[Available records]
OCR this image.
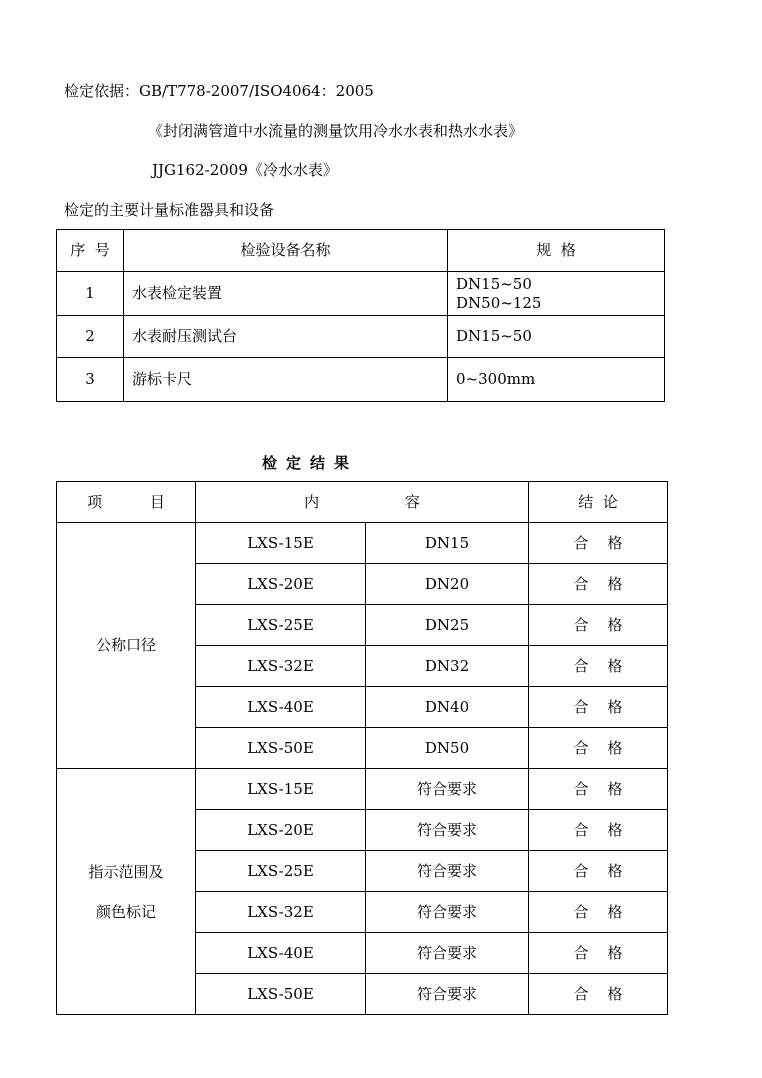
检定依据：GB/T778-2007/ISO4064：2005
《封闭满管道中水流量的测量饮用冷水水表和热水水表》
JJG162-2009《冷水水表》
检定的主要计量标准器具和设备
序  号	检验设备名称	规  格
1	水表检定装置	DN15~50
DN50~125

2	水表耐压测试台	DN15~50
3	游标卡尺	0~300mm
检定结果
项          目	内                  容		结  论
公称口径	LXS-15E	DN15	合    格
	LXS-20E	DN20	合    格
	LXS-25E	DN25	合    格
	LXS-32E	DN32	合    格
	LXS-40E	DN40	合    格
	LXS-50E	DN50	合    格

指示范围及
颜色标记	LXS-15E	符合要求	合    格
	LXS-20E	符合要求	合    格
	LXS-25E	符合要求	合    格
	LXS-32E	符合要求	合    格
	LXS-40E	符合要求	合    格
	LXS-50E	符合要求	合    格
==
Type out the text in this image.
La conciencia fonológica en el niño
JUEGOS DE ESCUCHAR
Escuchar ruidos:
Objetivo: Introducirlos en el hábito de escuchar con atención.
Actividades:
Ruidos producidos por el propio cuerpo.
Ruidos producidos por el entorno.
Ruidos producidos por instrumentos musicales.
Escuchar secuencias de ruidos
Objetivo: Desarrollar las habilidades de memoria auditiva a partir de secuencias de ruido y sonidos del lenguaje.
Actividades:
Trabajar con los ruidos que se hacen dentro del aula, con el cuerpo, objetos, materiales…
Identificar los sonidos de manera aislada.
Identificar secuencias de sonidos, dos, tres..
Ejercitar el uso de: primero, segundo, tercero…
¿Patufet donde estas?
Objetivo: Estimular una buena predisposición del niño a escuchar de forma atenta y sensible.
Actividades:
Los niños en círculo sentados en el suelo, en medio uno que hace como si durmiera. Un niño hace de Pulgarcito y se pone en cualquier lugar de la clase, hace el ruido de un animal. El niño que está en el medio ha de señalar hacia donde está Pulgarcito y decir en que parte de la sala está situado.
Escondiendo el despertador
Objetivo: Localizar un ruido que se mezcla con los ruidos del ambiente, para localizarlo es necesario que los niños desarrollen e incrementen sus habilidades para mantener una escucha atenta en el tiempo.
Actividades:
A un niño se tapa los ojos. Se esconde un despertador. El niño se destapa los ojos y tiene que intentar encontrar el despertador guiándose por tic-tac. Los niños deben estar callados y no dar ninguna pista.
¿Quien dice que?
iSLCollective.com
--
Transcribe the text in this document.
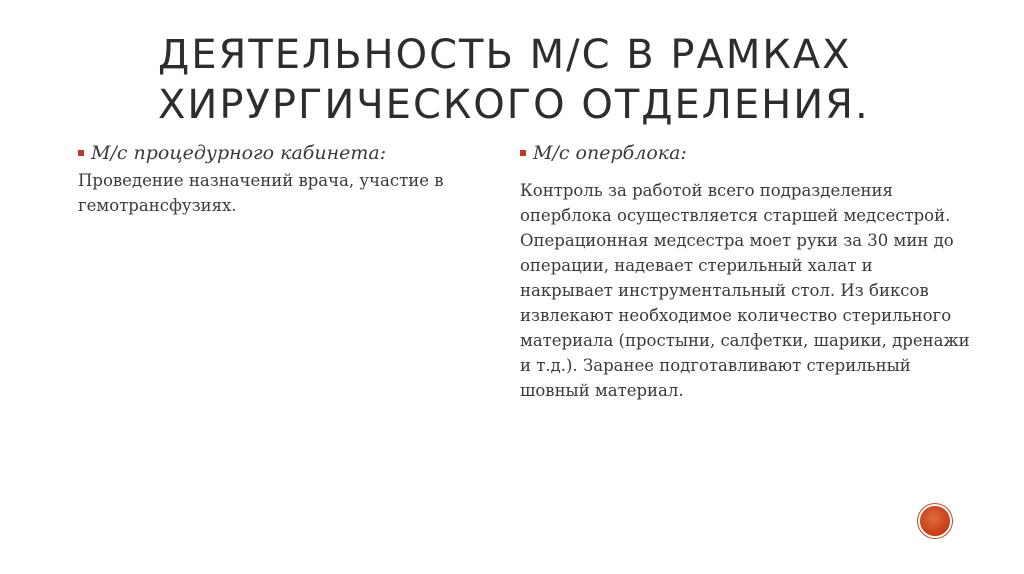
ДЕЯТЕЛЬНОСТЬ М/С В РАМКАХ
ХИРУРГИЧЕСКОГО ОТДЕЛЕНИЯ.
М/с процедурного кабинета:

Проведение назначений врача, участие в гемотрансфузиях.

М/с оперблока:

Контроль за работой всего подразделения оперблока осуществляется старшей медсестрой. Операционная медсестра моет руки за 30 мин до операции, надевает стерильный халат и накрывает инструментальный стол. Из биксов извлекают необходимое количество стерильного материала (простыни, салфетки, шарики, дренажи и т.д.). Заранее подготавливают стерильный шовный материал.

[Short exercise] Extract from the data every line where "cuerpo" shows up.

[Worked solution]
Ruidos producidos por el propio cuerpo.
Trabajar con los ruidos que se hacen dentro del aula, con el cuerpo, objetos, materiales…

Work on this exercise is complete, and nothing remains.